§ Given task: Pull out every line below containing the word "JSON".
#### The data ####
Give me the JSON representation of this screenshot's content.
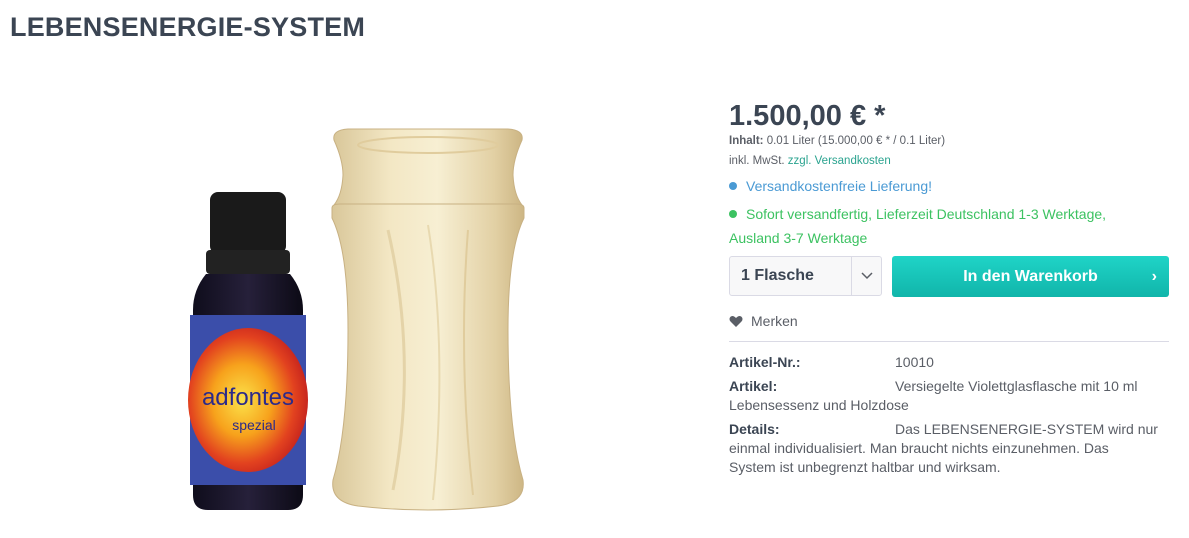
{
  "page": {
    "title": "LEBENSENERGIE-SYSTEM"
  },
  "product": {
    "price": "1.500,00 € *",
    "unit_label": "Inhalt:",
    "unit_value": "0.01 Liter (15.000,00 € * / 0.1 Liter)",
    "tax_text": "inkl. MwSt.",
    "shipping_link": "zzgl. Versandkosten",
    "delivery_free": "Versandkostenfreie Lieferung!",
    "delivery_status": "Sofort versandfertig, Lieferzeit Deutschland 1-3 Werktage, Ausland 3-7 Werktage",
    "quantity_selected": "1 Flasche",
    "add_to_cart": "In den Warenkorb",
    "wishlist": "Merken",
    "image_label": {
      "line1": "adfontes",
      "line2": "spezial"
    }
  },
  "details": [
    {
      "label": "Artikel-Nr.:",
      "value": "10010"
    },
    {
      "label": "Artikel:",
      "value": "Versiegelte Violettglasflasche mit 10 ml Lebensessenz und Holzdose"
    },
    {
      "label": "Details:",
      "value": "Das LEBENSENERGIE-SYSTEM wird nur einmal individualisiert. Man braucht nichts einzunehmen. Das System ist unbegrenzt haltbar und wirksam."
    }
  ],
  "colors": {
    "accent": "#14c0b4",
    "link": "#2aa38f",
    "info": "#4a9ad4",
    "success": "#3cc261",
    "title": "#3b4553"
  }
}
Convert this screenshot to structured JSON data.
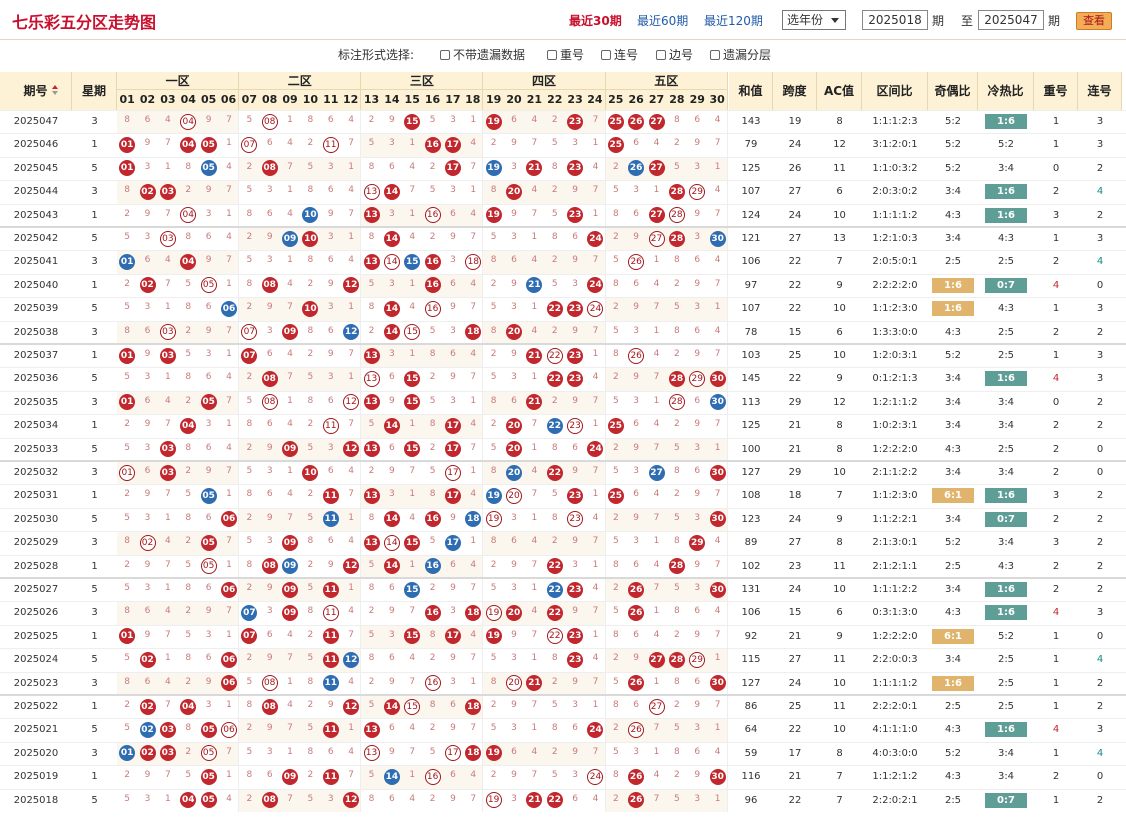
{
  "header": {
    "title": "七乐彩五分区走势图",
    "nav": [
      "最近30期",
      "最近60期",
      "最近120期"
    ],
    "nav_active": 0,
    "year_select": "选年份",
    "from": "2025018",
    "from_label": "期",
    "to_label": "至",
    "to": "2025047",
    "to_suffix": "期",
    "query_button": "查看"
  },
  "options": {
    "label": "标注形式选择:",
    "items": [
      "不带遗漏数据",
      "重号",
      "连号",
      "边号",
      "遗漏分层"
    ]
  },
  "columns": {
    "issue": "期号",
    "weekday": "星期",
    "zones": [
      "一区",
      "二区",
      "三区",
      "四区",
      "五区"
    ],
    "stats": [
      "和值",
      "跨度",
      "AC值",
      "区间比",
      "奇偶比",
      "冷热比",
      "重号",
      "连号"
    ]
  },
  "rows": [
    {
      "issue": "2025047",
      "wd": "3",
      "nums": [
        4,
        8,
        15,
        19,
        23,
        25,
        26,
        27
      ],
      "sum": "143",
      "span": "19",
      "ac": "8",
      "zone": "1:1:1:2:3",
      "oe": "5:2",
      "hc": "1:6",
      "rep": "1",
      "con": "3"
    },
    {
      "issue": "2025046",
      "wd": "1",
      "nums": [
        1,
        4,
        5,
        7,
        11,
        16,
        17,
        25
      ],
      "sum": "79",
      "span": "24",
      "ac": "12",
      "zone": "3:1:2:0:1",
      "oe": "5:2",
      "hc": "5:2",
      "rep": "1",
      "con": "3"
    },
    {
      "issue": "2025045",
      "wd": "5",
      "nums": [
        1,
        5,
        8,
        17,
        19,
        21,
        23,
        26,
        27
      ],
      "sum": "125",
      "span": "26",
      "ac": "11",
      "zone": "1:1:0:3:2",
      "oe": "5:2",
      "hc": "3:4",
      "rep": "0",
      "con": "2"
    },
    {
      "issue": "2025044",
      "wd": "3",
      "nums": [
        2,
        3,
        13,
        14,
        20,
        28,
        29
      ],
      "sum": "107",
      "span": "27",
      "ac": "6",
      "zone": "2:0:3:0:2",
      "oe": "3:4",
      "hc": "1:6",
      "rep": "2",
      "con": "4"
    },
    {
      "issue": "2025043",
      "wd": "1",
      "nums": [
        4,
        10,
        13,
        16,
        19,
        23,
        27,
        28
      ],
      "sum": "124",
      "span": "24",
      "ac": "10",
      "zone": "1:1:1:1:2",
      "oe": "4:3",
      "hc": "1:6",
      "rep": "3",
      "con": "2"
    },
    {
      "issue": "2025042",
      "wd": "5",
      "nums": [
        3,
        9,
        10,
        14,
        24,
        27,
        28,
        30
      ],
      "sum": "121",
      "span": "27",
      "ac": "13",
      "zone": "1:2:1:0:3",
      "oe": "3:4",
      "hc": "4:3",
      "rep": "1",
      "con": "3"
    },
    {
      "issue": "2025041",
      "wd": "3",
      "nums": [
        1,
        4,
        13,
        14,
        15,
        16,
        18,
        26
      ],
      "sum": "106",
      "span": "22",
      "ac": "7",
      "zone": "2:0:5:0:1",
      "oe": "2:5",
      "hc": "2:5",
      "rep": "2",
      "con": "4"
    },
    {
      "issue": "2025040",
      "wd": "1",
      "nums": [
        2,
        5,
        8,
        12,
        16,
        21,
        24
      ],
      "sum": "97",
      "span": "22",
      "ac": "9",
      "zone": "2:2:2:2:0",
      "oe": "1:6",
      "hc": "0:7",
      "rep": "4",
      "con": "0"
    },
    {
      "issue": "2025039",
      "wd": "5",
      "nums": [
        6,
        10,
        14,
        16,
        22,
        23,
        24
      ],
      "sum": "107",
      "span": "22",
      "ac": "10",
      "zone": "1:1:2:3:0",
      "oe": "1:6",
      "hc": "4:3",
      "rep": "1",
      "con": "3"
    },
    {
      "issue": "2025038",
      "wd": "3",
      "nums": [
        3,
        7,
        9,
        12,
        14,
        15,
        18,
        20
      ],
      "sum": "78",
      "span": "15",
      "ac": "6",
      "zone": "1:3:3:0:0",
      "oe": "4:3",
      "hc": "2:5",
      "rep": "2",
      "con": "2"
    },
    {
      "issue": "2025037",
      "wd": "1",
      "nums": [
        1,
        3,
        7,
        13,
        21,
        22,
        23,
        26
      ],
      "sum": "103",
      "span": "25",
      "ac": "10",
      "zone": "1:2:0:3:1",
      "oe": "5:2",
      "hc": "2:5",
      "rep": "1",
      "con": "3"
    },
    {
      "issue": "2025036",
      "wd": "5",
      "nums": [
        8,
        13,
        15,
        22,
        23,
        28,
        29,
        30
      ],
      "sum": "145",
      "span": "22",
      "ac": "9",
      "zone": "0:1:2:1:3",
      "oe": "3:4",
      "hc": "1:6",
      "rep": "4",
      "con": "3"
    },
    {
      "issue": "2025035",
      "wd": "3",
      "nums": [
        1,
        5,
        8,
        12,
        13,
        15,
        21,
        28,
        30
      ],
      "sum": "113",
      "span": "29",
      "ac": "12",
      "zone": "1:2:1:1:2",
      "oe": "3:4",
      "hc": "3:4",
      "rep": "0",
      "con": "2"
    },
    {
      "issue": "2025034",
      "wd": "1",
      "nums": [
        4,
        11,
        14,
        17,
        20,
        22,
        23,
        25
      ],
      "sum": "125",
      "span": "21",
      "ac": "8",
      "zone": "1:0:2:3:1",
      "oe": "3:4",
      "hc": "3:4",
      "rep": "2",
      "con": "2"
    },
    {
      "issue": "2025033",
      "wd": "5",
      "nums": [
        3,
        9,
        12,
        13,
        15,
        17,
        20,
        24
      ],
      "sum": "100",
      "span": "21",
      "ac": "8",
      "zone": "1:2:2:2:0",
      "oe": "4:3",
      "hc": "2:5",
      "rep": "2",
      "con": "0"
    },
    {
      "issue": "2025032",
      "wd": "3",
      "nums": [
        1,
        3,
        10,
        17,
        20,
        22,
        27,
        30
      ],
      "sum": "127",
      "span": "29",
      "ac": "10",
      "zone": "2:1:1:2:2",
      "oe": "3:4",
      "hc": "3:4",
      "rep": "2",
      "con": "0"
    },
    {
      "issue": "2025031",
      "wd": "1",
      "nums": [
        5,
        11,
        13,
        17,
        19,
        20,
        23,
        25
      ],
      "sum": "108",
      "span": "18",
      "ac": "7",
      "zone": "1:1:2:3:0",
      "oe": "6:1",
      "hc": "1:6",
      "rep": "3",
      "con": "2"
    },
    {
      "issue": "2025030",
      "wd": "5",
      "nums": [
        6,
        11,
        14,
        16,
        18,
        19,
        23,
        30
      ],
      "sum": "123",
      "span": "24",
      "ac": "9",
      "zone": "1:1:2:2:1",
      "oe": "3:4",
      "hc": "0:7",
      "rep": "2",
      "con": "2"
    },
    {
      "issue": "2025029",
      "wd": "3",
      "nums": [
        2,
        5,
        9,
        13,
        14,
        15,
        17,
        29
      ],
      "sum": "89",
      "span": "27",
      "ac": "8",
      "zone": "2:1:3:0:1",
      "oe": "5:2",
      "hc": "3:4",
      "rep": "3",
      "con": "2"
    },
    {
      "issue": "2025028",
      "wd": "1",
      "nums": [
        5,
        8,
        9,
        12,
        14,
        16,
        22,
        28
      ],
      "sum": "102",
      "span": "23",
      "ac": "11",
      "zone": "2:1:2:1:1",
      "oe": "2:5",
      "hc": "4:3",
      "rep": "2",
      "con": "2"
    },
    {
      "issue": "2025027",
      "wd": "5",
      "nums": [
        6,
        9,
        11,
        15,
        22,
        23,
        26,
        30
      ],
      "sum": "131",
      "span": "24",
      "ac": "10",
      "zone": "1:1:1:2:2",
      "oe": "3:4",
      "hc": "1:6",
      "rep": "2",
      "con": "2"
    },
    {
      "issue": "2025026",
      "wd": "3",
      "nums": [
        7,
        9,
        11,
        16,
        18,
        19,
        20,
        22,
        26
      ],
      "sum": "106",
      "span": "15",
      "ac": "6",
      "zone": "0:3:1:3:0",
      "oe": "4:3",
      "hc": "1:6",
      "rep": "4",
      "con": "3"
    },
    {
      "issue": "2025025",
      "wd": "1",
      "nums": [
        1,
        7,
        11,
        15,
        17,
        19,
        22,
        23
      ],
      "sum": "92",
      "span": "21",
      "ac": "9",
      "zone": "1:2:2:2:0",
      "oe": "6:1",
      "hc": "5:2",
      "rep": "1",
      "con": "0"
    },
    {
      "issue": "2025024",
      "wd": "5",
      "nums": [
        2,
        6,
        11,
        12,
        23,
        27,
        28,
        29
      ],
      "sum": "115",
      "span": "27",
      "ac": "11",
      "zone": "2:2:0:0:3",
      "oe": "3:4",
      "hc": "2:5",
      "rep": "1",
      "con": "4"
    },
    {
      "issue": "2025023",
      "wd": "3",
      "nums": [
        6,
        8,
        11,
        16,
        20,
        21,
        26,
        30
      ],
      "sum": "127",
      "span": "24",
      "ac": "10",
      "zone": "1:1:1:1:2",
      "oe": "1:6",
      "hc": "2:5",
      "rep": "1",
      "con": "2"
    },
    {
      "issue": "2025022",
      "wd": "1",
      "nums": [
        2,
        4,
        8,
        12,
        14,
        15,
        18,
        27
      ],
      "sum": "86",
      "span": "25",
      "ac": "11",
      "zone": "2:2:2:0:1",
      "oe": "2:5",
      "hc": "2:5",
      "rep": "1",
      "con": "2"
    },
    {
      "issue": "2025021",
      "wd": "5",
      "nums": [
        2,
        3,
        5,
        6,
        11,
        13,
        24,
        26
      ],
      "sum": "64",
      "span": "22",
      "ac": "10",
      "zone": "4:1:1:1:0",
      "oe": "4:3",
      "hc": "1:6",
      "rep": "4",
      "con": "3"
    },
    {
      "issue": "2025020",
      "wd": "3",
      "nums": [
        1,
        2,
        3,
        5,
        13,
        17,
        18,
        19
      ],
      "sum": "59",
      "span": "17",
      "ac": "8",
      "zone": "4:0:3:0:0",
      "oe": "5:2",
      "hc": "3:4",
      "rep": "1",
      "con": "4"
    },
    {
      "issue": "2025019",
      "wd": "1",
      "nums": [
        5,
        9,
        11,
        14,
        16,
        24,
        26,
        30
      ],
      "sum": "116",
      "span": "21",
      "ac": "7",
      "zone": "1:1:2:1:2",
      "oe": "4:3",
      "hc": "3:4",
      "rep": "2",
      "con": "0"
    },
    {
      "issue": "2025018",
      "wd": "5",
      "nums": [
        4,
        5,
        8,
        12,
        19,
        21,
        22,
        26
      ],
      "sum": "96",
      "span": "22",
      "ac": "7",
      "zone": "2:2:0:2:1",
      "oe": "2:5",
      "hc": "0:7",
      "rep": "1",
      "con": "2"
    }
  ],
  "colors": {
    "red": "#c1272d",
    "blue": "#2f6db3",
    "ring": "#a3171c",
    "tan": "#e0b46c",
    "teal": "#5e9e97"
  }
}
####
#### The data ####
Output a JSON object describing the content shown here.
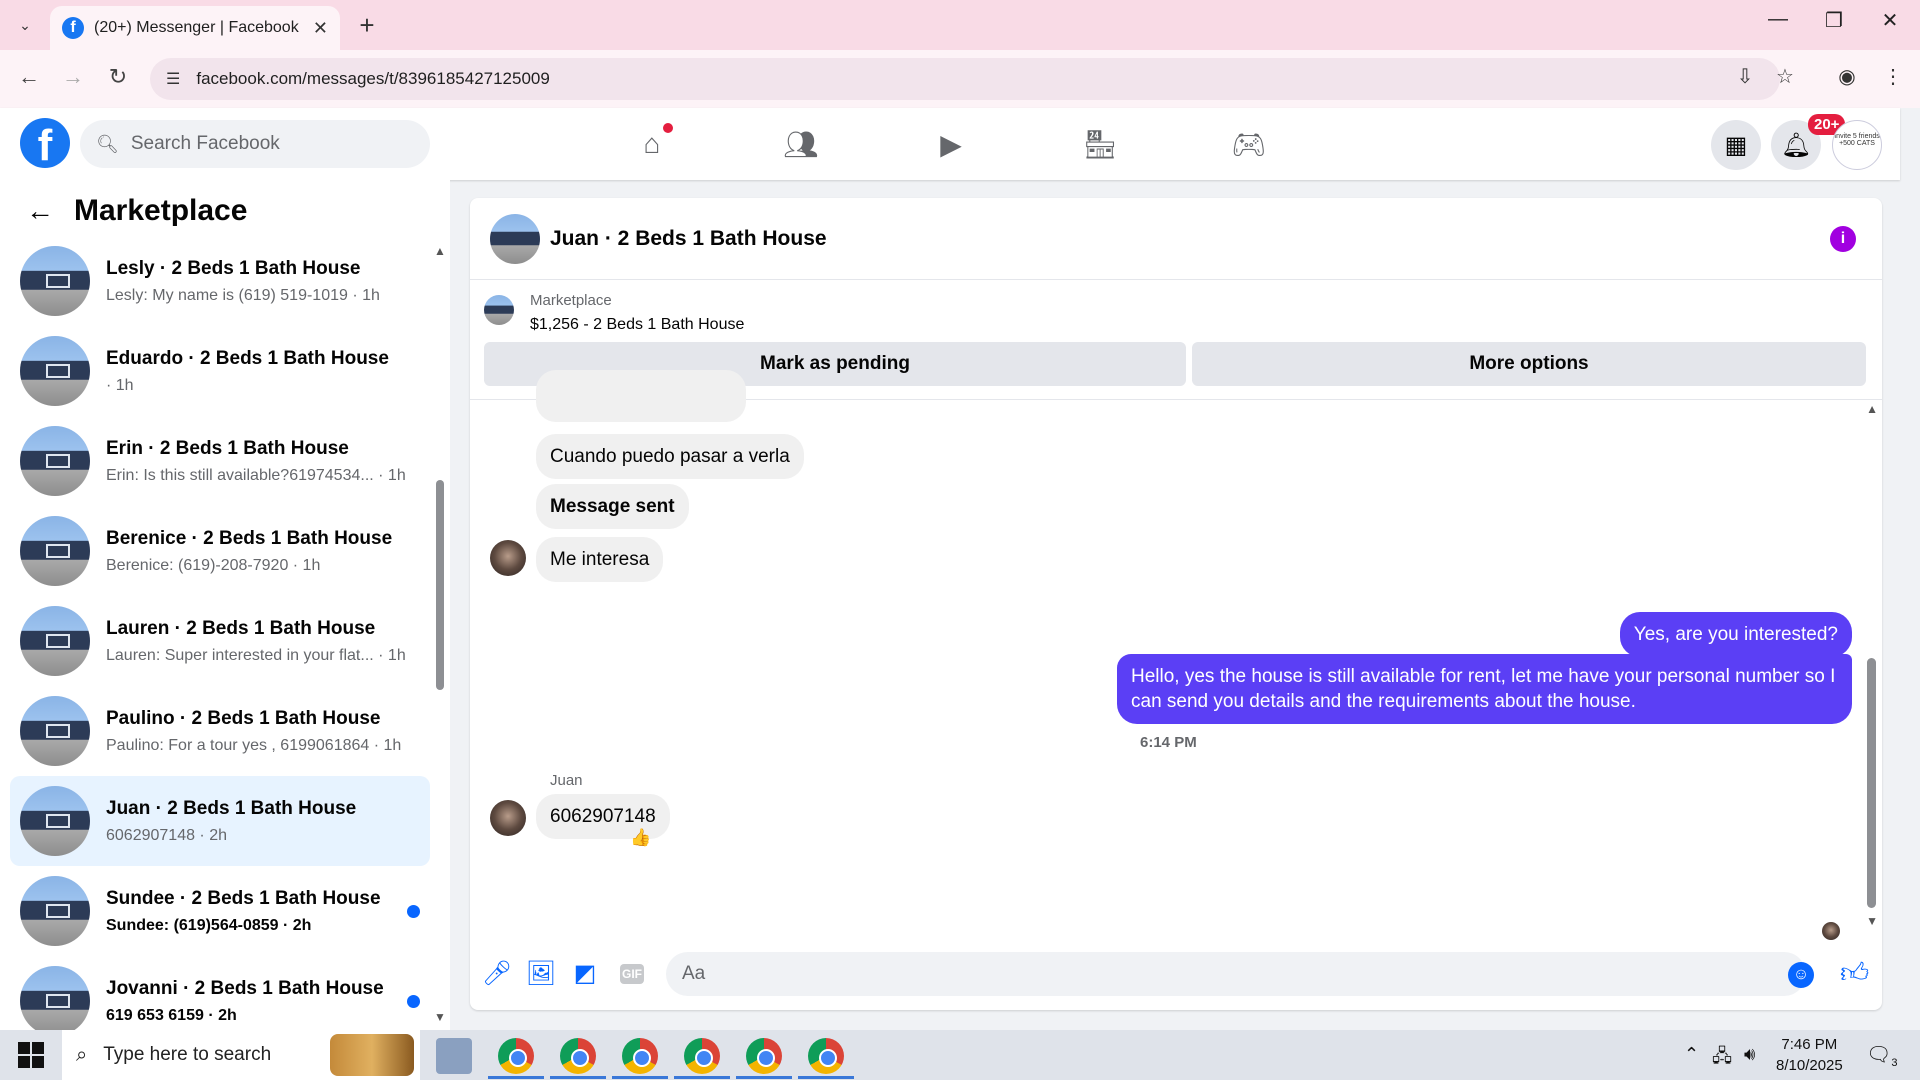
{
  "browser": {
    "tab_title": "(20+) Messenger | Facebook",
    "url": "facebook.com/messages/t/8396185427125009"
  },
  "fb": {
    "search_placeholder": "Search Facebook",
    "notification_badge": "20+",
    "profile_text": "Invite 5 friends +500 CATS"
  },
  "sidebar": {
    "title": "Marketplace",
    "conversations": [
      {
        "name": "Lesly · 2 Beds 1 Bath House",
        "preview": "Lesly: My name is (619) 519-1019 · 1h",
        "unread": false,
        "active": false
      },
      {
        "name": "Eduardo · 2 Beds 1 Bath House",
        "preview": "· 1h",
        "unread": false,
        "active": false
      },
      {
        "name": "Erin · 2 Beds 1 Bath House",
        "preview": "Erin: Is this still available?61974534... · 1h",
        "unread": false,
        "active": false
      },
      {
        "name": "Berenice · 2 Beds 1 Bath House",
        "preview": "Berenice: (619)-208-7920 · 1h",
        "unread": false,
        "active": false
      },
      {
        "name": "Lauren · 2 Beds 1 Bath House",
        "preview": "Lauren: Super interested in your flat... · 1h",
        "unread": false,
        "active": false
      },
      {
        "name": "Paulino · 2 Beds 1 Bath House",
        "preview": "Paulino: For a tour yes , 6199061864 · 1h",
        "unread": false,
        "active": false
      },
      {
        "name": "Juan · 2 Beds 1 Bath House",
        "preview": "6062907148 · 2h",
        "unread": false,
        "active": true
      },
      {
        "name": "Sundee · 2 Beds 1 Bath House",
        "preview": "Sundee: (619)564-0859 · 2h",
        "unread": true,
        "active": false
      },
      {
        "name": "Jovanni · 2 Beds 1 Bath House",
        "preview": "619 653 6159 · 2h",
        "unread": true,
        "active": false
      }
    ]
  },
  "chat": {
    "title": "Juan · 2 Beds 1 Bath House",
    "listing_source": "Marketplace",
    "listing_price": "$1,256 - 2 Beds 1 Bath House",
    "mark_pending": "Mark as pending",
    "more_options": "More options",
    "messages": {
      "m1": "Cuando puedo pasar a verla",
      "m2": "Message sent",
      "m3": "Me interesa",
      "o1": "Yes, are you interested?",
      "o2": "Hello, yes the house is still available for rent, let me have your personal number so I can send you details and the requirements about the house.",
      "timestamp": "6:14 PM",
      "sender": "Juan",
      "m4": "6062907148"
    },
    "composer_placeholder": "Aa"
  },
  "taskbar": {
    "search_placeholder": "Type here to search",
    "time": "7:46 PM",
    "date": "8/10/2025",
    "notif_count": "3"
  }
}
####
§ Final result:
Give me the JSON representation of this screenshot's content.
Convert this screenshot to structured JSON data.
Output a JSON object describing the content shown here.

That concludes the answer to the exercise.